Below are records. Count every line containing the word "title" and give the number alone.

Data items
◇ ◇ ◇

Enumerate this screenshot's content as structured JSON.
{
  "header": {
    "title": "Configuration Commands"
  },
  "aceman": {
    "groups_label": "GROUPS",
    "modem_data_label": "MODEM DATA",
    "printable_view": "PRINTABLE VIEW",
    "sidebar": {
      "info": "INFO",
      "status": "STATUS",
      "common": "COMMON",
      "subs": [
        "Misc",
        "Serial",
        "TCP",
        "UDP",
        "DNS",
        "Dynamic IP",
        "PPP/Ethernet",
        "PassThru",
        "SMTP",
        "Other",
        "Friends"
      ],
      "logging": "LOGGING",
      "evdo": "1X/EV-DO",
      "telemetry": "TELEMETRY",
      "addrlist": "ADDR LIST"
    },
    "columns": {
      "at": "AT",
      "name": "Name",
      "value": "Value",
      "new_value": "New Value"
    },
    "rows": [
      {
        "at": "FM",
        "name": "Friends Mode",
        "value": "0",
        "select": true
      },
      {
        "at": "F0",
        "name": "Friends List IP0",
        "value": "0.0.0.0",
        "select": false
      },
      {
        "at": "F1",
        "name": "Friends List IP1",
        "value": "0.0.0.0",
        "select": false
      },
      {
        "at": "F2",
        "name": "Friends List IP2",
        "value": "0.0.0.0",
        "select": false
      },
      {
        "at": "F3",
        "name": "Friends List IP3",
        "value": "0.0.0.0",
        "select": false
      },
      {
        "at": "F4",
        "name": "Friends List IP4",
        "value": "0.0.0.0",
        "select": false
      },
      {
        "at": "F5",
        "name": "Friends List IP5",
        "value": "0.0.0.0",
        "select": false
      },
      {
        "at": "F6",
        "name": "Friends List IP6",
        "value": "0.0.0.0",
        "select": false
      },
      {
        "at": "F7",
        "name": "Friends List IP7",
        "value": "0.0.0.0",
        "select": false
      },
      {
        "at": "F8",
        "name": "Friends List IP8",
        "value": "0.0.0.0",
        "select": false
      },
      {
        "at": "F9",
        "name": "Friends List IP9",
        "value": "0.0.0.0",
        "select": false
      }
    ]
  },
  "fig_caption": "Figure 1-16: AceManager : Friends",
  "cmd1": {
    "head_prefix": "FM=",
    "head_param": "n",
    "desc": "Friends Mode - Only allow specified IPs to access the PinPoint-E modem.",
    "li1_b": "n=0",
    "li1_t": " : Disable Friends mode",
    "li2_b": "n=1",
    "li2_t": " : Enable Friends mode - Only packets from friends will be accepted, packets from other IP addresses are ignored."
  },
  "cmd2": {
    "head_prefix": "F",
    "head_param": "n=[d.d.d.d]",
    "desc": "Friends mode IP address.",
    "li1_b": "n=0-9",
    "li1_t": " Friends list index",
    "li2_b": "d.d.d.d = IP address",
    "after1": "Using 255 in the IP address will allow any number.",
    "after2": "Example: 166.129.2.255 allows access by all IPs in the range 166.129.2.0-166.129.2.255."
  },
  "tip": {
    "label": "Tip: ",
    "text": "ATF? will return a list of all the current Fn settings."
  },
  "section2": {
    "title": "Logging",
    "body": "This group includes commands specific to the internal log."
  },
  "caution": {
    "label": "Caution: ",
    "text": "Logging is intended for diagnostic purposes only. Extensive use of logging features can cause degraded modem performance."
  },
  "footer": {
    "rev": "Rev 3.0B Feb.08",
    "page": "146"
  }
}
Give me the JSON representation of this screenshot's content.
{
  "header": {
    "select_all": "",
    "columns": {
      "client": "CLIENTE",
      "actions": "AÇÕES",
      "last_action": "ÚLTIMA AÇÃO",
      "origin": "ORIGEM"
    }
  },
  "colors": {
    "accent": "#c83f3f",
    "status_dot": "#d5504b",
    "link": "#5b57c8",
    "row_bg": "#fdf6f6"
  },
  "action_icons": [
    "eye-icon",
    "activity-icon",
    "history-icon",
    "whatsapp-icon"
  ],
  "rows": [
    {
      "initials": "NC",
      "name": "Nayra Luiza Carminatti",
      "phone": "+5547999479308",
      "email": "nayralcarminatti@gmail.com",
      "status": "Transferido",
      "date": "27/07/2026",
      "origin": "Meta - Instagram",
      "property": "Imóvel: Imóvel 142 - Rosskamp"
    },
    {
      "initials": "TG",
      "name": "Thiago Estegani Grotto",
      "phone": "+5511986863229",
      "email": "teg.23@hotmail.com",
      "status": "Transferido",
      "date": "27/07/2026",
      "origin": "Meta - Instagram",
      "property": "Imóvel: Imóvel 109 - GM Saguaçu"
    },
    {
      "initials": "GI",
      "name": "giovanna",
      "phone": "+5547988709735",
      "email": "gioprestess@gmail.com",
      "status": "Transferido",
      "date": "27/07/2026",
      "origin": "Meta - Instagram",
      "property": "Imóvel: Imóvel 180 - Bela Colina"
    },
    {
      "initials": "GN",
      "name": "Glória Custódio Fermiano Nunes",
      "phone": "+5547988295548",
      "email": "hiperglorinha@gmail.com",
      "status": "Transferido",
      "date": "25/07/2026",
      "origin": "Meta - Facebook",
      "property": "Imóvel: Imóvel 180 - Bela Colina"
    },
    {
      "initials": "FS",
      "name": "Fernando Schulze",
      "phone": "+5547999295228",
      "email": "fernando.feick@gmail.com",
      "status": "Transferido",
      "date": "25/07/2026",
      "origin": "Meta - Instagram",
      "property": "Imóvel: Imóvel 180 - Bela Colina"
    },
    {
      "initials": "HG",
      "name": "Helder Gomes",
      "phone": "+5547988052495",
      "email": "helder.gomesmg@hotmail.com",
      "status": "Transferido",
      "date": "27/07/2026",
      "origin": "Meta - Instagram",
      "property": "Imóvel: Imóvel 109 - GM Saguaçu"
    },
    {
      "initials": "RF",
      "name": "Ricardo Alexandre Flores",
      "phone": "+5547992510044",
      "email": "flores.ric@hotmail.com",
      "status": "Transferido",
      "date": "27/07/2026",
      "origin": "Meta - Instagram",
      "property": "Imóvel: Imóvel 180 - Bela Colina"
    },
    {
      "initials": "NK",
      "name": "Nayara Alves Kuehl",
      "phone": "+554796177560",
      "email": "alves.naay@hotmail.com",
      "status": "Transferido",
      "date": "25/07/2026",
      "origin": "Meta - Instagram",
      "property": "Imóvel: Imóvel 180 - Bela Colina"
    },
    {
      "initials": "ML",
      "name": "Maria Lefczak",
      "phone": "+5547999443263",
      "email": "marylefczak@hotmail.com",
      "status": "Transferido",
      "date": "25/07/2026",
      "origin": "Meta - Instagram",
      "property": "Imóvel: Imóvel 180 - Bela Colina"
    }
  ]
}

◇ ◇ ◇

■ **Finished task**
2